- Working data -
— start —
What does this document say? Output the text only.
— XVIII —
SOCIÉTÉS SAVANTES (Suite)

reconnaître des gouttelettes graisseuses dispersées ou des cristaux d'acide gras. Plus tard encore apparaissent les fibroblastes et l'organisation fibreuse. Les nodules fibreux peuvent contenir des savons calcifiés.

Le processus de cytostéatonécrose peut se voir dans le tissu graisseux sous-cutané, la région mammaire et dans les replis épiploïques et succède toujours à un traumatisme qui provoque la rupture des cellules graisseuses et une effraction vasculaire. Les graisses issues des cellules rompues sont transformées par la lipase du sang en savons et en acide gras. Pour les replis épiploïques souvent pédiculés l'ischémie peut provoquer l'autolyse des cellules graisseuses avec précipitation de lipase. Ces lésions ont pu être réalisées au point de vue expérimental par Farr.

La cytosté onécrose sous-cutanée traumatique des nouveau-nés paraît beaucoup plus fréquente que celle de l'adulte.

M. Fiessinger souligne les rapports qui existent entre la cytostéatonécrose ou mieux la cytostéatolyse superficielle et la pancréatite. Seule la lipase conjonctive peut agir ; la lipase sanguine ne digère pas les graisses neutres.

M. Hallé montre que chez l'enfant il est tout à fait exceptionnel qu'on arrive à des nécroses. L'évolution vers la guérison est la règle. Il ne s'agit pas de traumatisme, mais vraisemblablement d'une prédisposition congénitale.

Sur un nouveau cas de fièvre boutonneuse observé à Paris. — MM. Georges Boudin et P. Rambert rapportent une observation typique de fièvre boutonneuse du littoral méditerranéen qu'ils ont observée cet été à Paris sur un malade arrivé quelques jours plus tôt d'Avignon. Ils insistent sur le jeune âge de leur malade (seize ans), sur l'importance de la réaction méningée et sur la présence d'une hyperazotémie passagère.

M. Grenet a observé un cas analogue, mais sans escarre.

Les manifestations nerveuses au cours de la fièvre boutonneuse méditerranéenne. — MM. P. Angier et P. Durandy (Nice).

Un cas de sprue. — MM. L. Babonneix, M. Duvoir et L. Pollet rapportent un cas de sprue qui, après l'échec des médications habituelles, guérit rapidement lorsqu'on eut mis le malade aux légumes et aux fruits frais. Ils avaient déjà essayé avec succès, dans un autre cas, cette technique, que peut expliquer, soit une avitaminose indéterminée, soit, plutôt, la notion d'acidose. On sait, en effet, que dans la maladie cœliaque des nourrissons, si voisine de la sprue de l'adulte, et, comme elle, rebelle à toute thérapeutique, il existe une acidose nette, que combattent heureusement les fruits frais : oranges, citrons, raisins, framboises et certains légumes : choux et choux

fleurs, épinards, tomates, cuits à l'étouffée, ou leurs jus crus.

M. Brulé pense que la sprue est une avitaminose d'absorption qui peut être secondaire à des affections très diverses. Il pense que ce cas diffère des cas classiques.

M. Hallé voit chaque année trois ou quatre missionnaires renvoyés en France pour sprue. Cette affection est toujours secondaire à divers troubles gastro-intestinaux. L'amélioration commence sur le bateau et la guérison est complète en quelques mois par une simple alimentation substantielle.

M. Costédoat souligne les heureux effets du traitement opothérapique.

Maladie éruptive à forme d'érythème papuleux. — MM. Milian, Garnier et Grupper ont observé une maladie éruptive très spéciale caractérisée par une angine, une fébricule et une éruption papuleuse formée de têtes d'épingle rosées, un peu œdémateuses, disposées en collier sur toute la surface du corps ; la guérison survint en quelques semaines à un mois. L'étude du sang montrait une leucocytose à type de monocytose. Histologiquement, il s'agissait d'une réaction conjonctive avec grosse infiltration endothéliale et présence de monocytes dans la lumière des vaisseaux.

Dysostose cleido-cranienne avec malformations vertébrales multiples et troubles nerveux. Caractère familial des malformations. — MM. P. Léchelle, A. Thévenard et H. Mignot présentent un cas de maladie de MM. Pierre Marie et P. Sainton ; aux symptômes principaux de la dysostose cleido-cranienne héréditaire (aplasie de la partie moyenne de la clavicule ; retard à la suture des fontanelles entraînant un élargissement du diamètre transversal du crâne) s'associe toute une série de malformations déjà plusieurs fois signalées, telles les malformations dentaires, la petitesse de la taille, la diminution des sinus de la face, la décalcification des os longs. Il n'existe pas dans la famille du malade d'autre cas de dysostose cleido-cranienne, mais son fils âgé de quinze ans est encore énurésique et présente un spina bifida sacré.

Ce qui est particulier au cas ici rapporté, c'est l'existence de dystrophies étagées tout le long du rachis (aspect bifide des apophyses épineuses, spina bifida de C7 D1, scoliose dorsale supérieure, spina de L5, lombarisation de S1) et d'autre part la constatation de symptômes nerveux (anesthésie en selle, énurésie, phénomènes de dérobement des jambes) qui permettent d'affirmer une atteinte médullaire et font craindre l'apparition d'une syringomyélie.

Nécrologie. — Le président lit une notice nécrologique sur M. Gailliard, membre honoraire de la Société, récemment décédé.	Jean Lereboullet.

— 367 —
— end —
- Exercise details -
From the records above, extract everything verbatim.

- Full output -
What does this document say? Output the text only.
— XVIII —
SOCIÉTÉS SAVANTES (Suite)

reconnaître des gouttelettes graisseuses dispersées ou des cristaux d'acide gras. Plus tard encore apparaissent les fibroblastes et l'organisation fibreuse. Les nodules fibreux peuvent contenir des savons calcifiés.

Le processus de cytostéatonécrose peut se voir dans le tissu graisseux sous-cutané, la région mammaire et dans les replis épiploïques et succède toujours à un traumatisme qui provoque la rupture des cellules graisseuses et une effraction vasculaire. Les graisses issues des cellules rompues sont transformées par la lipase du sang en savons et en acide gras. Pour les replis épiploïques souvent pédiculés l'ischémie peut provoquer l'autolyse des cellules graisseuses avec précipitation de lipase. Ces lésions ont pu être réalisées au point de vue expérimental par Farr.

La cytosté onécrose sous-cutanée traumatique des nouveau-nés paraît beaucoup plus fréquente que celle de l'adulte.

M. Fiessinger souligne les rapports qui existent entre la cytostéatonécrose ou mieux la cytostéatolyse superficielle et la pancréatite. Seule la lipase conjonctive peut agir ; la lipase sanguine ne digère pas les graisses neutres.

M. Hallé montre que chez l'enfant il est tout à fait exceptionnel qu'on arrive à des nécroses. L'évolution vers la guérison est la règle. Il ne s'agit pas de traumatisme, mais vraisemblablement d'une prédisposition congénitale.

Sur un nouveau cas de fièvre boutonneuse observé à Paris. — MM. Georges Boudin et P. Rambert rapportent une observation typique de fièvre boutonneuse du littoral méditerranéen qu'ils ont observée cet été à Paris sur un malade arrivé quelques jours plus tôt d'Avignon. Ils insistent sur le jeune âge de leur malade (seize ans), sur l'importance de la réaction méningée et sur la présence d'une hyperazotémie passagère.

M. Grenet a observé un cas analogue, mais sans escarre.

Les manifestations nerveuses au cours de la fièvre boutonneuse méditerranéenne. — MM. P. Angier et P. Durandy (Nice).

Un cas de sprue. — MM. L. Babonneix, M. Duvoir et L. Pollet rapportent un cas de sprue qui, après l'échec des médications habituelles, guérit rapidement lorsqu'on eut mis le malade aux légumes et aux fruits frais. Ils avaient déjà essayé avec succès, dans un autre cas, cette technique, que peut expliquer, soit une avitaminose indéterminée, soit, plutôt, la notion d'acidose. On sait, en effet, que dans la maladie cœliaque des nourrissons, si voisine de la sprue de l'adulte, et, comme elle, rebelle à toute thérapeutique, il existe une acidose nette, que combattent heureusement les fruits frais : oranges, citrons, raisins, framboises et certains légumes : choux et choux

fleurs, épinards, tomates, cuits à l'étouffée, ou leurs jus crus.

M. Brulé pense que la sprue est une avitaminose d'absorption qui peut être secondaire à des affections très diverses. Il pense que ce cas diffère des cas classiques.

M. Hallé voit chaque année trois ou quatre missionnaires renvoyés en France pour sprue. Cette affection est toujours secondaire à divers troubles gastro-intestinaux. L'amélioration commence sur le bateau et la guérison est complète en quelques mois par une simple alimentation substantielle.

M. Costédoat souligne les heureux effets du traitement opothérapique.

Maladie éruptive à forme d'érythème papuleux. — MM. Milian, Garnier et Grupper ont observé une maladie éruptive très spéciale caractérisée par une angine, une fébricule et une éruption papuleuse formée de têtes d'épingle rosées, un peu œdémateuses, disposées en collier sur toute la surface du corps ; la guérison survint en quelques semaines à un mois. L'étude du sang montrait une leucocytose à type de monocytose. Histologiquement, il s'agissait d'une réaction conjonctive avec grosse infiltration endothéliale et présence de monocytes dans la lumière des vaisseaux.

Dysostose cleido-cranienne avec malformations vertébrales multiples et troubles nerveux. Caractère familial des malformations. — MM. P. Léchelle, A. Thévenard et H. Mignot présentent un cas de maladie de MM. Pierre Marie et P. Sainton ; aux symptômes principaux de la dysostose cleido-cranienne héréditaire (aplasie de la partie moyenne de la clavicule ; retard à la suture des fontanelles entraînant un élargissement du diamètre transversal du crâne) s'associe toute une série de malformations déjà plusieurs fois signalées, telles les malformations dentaires, la petitesse de la taille, la diminution des sinus de la face, la décalcification des os longs. Il n'existe pas dans la famille du malade d'autre cas de dysostose cleido-cranienne, mais son fils âgé de quinze ans est encore énurésique et présente un spina bifida sacré.

Ce qui est particulier au cas ici rapporté, c'est l'existence de dystrophies étagées tout le long du rachis (aspect bifide des apophyses épineuses, spina bifida de C7 D1, scoliose dorsale supérieure, spina de L5, lombarisation de S1) et d'autre part la constatation de symptômes nerveux (anesthésie en selle, énurésie, phénomènes de dérobement des jambes) qui permettent d'affirmer une atteinte médullaire et font craindre l'apparition d'une syringomyélie.

Nécrologie. — Le président lit une notice nécrologique sur M. Gailliard, membre honoraire de la Société, récemment décédé.	Jean Lereboullet.

— 367 —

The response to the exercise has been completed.